"color" appears in how many lines of the entries? State only the number.

==============================

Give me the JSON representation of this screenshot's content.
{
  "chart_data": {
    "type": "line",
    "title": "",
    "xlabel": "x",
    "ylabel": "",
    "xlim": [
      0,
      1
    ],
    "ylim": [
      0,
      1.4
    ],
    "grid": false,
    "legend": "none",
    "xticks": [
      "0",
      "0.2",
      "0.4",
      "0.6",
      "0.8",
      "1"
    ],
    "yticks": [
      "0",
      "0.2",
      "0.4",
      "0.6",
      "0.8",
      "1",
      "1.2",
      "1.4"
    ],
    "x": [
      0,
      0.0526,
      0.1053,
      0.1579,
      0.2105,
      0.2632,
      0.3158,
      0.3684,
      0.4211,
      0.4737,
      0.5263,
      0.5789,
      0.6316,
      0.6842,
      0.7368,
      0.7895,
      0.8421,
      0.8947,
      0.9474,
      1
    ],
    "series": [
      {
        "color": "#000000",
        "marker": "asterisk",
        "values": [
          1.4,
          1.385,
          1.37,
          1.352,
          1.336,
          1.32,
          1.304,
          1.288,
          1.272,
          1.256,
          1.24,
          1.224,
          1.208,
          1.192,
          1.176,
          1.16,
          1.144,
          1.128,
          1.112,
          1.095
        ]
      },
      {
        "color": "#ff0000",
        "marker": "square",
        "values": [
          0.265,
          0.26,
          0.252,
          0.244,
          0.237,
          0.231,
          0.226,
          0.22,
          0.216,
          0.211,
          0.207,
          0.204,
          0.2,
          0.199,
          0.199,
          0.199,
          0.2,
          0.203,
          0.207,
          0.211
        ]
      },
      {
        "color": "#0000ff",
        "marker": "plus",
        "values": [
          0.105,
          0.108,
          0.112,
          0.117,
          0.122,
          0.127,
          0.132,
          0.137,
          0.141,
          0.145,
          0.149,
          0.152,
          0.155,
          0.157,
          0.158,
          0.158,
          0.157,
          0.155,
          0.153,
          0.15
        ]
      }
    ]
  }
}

==============================

• **Answer for the task**
3